# Текст для чтения
+-------+

Скрипка, деньги и «Титаник». История скрипачки, продававшей мечты и обман — страница 12 из 43

В теории твой потенциал безграничен. Но с двенадцати лет странное чувство начинает грызть тебя изнутри. Ты понимаешь, что не можешь жить в этом теле – в таком, которое поначалу медленно, а потом все быстрее меняется. Это тело словно чужое, ты не знаешь его, оно тебе не нравится. По каталогу ты себе такое не заказала бы. У тебя появляется новое восприятие себя, и ты уже понимаешь, как будет выглядеть та женщина, которой ты станешь: коротконогая, толстобедрая брюнетка с чудовищными густыми бровями и кривой улыбкой. Ты представляешь себя ею и больше не видишь своего места в мире.

Более того, ты не видишь своего места даже в седьмом классе. Таланты, которыми еще недавно восхищались друзья, обаяние, из-за которого тебя позвали на танцы четырнадцать мальчиков, включая близнецов, вдруг становятся неважными. Сколько бы ты ни трудилась, сколько бы ни работала, ты падаешь все ниже по социальной лестнице, в то время как другие девочки – тихони, худые и красивые («невозможно красивые», как написано в журнале «Тин», который ты недавно начала читать, жадно впитывая все советы по использованию косметики) – восходят на самый ее верх. К середине седьмого класса у тебя не остается друзей. Ты становишься жертвой буллинга со стороны группы мальчишек. Некоторые учителя замечают твои страдания, но выдают банальное объяснение: «Ты им просто нравишься». Однако даже в свои двенадцать лет ты понимаешь, что это чушь. Ты не нравишься этим мальчишкам. Они унюхали твою растущую неуверенность в себе и набросились на нее, как звери на добычу. Это же девяностые! Эти мальчишки – сами жертвы мифа о красоте. С каждым днем они всё больше убеждаются в том, что девочки – товар, скот, которым можно обмениваться с другими мальчишками. Твоя же товарная ценность в данный момент девальвирована.

+-------+

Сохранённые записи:
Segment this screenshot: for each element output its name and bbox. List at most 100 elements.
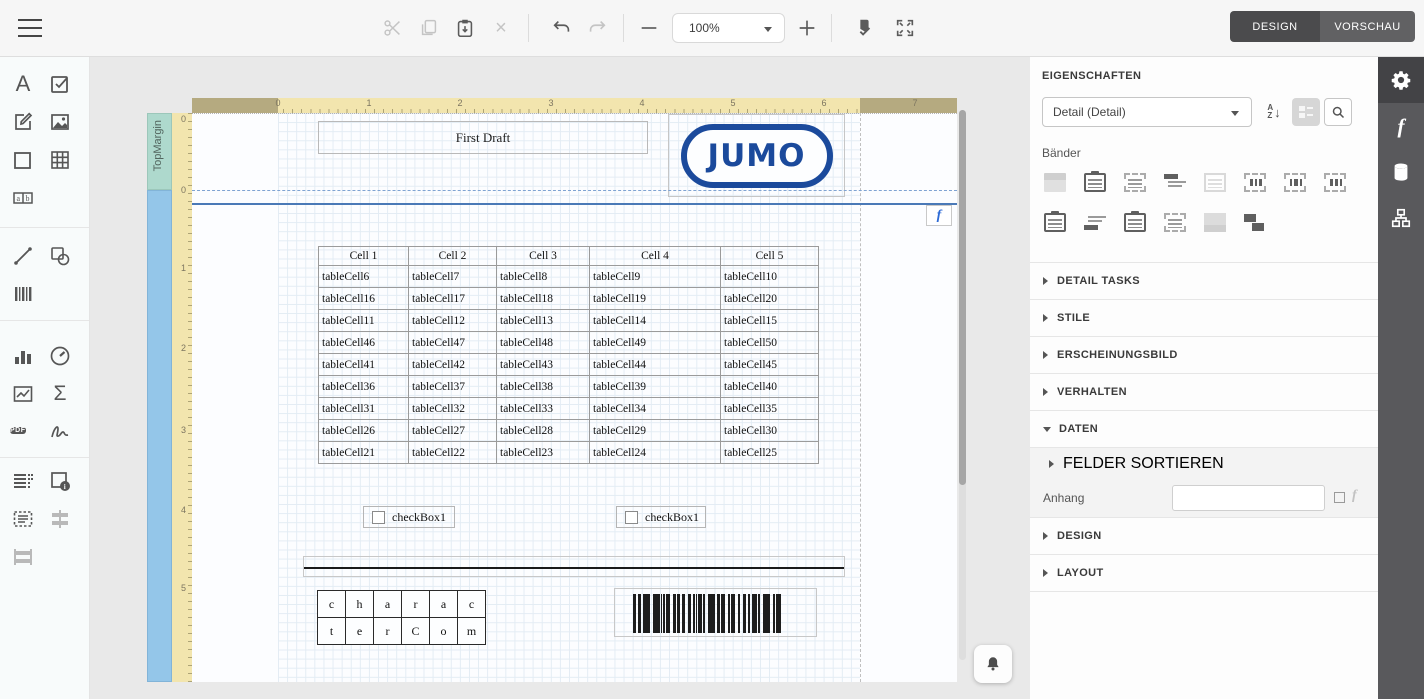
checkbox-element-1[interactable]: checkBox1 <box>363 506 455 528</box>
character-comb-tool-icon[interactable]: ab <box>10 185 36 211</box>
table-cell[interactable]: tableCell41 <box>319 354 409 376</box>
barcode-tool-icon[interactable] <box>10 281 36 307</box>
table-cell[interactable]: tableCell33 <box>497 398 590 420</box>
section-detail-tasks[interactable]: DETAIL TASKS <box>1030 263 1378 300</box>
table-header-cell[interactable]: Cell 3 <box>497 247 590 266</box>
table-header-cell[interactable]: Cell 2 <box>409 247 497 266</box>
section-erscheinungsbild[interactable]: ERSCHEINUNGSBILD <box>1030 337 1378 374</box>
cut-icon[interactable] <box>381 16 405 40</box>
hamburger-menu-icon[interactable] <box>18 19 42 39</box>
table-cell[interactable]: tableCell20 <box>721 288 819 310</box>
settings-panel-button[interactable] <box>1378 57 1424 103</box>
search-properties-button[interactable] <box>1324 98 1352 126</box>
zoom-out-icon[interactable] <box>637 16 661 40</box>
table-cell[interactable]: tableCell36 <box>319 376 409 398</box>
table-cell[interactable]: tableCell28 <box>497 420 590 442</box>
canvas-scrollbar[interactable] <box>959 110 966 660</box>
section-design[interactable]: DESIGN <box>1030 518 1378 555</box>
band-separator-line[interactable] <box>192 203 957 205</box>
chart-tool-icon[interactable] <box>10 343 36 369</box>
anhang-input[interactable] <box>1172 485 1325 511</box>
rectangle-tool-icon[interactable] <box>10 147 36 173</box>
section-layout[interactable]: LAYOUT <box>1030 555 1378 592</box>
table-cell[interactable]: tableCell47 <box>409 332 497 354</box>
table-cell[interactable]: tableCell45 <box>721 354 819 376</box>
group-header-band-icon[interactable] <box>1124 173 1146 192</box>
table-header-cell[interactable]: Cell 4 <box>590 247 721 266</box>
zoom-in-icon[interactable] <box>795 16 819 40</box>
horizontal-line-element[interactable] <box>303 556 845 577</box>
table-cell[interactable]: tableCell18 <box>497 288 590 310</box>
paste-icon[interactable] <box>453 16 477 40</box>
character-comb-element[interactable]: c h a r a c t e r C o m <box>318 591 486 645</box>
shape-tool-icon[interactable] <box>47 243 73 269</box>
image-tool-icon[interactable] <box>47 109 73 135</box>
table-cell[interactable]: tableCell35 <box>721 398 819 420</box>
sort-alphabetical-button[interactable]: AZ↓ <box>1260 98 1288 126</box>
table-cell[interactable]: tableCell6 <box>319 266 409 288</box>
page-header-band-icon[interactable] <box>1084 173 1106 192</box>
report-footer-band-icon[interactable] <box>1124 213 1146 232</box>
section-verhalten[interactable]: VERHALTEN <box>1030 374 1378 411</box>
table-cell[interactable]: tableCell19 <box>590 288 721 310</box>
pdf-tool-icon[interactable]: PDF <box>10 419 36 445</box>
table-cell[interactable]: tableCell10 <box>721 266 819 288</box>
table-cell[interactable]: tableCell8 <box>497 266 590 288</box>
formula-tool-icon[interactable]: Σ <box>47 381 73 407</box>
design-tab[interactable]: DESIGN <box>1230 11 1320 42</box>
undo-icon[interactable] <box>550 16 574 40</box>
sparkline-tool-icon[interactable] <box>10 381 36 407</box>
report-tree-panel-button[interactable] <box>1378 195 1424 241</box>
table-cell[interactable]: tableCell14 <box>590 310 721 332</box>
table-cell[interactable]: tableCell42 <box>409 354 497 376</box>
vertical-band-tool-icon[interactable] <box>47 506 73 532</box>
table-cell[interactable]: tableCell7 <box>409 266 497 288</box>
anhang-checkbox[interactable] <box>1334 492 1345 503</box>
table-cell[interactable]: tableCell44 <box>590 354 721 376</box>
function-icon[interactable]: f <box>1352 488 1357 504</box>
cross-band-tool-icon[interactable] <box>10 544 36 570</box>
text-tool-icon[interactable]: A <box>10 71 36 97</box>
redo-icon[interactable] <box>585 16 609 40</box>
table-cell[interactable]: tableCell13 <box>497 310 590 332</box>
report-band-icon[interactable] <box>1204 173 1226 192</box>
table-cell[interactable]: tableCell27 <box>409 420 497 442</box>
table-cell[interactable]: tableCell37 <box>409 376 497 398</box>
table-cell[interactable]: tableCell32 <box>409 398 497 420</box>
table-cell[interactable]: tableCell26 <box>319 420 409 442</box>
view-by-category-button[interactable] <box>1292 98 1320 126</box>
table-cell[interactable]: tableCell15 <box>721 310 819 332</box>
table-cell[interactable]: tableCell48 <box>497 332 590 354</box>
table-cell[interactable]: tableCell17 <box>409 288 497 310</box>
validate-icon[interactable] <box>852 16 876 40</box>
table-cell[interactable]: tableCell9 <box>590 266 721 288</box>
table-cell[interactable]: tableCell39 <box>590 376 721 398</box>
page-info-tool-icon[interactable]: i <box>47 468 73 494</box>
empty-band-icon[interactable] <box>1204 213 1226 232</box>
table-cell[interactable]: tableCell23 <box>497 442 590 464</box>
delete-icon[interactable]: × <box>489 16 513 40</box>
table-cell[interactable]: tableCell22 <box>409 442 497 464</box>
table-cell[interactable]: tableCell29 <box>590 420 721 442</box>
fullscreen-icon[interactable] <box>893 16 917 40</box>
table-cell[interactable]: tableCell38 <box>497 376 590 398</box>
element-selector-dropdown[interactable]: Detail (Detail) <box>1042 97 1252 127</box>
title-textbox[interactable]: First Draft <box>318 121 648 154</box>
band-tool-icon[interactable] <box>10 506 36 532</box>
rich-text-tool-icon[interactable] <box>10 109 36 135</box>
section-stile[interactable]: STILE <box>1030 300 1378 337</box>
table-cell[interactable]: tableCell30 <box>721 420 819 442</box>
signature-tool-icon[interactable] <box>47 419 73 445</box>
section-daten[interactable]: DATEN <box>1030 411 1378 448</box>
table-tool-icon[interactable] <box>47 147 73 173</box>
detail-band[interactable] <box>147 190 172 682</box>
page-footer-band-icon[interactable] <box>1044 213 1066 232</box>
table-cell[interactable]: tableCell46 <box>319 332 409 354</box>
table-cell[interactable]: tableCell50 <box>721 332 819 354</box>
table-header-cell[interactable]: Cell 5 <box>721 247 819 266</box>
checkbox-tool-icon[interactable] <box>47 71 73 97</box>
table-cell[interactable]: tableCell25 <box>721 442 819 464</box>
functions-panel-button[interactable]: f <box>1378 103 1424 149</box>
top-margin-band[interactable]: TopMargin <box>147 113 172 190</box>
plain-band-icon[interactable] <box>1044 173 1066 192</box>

+-------+

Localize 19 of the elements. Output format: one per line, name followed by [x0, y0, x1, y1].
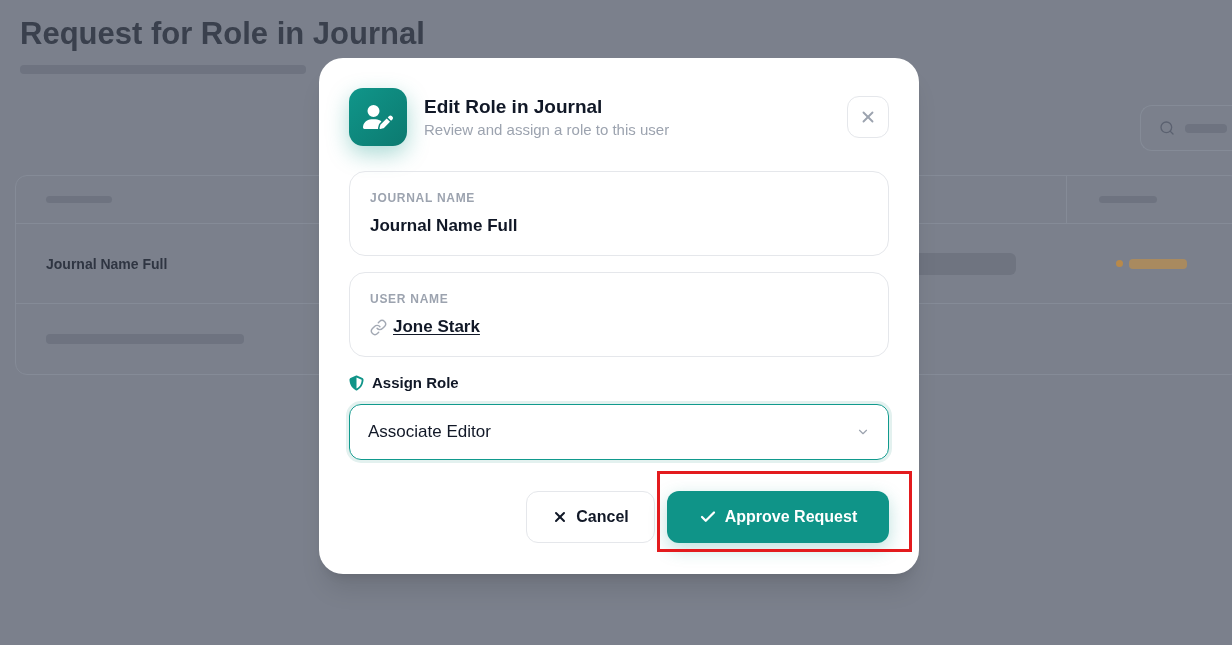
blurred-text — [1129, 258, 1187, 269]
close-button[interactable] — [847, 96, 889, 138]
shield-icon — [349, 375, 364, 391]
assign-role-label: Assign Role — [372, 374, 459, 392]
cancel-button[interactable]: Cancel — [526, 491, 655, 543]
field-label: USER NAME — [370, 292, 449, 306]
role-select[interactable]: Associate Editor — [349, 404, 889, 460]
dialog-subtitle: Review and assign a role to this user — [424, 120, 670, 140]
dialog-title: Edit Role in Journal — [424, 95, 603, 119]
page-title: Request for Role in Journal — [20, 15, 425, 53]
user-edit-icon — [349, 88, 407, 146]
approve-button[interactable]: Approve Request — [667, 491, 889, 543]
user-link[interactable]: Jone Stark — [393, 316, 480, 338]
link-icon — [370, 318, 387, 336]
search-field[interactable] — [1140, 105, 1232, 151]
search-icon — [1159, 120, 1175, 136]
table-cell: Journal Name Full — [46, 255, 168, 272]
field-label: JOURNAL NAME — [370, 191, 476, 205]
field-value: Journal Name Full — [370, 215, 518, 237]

+-------+

# Письменное задание
Продолжите отрывок о школьных годах скрипачки, начав сразу после его последнего предложения.

# Письменный ответ
С родителями ты это не обсуждаешь, хотя мама все чувствует. Однажды выдается особенно сложная неделя: тебя снова не приглашают на день рождения, где будут все остальные. Тогда она забирает тебя из школы и везет в Вашингтон, в Национальную галерею, хотя дорога занимает четыре часа в обе стороны. Больше всего тебе запоминается страшное полотно «Уотсон и акула» Джона Синглтона Копли, написанное в 1778 году. Разинутая пасть акулы навсегда застыла во времени. Всего в нескольких сантиметрах от нее – белокурая голова юного Уотсона, лицо его искажено от боли, откушенную ногу не видно в темных водах. Спустя много лет, будучи уже взрослой, ты возвращаешься посмотреть на эту картину и лишь тогда замечаешь ужас и беспомощность, читаемые в позах двух человек, которые тянутся к юноше из лодки. Они близки к Уотсону, но все же не могут его достать; их руки хватаются за воздух у его груди. Уотсон же загипнотизирован видом приближающейся акулы и даже не замечает их стараний, не понимает, как далеко они высунулись из лодки, чтобы спасти его.

Что могли сделать родители девочки, растущей в начале девяностых, кроме как дать ей книгу «Воскрешая Офелию»? Им оставалось лишь смотреть, как целое поколение девочек идет ко дну, пока они беспомощно тянут к ним руки. После музея вы с мамой идете в кафе и заказываете французский луковый суп. Она пытается что-то сказать, подбодрить тебя, найти слова, которые помогли бы тебе удержаться на опасных волнах школьной драмы. Но ты не решаешься на то, чтобы озвучить реальную проблему. А реальная проблема состоит в том, что ты недостаточно красива. И никогда не будешь достаточно красивой. Ты не можешь сказать об этом, потому что тебе стыдно. Тебе кажется, что твоя проблема неразрешима. Тебе всегда внушали, что все достигается упорным трудом, однако здесь упорный труд не поможет. В журналах, на телевидении, в кино, на школьных мероприятиях ты видишь подтверждение тому, что жизнь недостаточно красивых людей сильно отличается. Она сложнее, в ней меньше возможностей. Всего пару лет тому назад ты о подобном и не подозревала. Но даже если тебе удастся стать красивой, ты точно знаешь: это все равно не поставит тебя в равные условия с мальчишками.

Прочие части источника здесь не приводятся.